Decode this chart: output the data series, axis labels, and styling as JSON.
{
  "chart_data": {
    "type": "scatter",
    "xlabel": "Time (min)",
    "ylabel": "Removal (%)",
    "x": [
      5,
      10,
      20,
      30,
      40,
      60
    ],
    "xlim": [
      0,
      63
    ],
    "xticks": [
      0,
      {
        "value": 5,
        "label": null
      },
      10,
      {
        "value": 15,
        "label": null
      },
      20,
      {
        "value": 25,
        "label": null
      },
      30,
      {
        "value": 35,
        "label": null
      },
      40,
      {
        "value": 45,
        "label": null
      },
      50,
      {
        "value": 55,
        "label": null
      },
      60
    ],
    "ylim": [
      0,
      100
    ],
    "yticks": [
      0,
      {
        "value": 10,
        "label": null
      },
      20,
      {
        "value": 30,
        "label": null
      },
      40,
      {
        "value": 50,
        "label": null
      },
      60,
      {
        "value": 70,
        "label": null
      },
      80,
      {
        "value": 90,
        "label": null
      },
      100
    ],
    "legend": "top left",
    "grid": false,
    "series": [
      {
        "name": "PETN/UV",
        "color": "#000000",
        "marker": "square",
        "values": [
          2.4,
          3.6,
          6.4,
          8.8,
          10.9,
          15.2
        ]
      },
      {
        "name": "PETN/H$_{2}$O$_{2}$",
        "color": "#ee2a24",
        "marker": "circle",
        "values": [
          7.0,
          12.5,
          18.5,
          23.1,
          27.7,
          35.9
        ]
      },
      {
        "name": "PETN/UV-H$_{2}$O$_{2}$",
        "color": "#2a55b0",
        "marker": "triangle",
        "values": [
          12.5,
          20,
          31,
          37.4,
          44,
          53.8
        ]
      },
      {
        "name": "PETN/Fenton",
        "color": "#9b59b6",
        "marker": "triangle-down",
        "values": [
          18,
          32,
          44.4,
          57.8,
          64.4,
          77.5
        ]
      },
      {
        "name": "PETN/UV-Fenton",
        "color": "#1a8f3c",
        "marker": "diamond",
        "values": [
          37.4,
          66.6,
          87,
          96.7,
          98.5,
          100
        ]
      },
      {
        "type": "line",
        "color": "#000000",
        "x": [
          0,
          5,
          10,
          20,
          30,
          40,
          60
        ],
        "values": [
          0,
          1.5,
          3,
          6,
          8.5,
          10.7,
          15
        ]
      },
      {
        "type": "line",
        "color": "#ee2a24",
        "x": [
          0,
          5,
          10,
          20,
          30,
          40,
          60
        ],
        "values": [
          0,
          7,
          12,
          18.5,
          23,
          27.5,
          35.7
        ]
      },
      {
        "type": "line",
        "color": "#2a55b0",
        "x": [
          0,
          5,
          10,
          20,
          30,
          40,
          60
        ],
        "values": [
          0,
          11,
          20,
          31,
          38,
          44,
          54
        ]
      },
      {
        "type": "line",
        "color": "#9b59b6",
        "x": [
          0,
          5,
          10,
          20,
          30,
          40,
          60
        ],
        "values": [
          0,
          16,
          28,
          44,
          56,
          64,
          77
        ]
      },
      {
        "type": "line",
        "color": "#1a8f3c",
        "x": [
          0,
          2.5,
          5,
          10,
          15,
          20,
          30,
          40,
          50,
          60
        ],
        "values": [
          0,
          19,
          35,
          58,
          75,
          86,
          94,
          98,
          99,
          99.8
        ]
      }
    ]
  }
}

————

#### TASK BRIEF:
Report every line containing the word "name" from the listing above.

#### REPLY:
        "name": "PETN/UV",
        "name": "PETN/H$_{2}$O$_{2}$",
        "name": "PETN/UV-H$_{2}$O$_{2}$",
        "name": "PETN/Fenton",
        "name": "PETN/UV-Fenton",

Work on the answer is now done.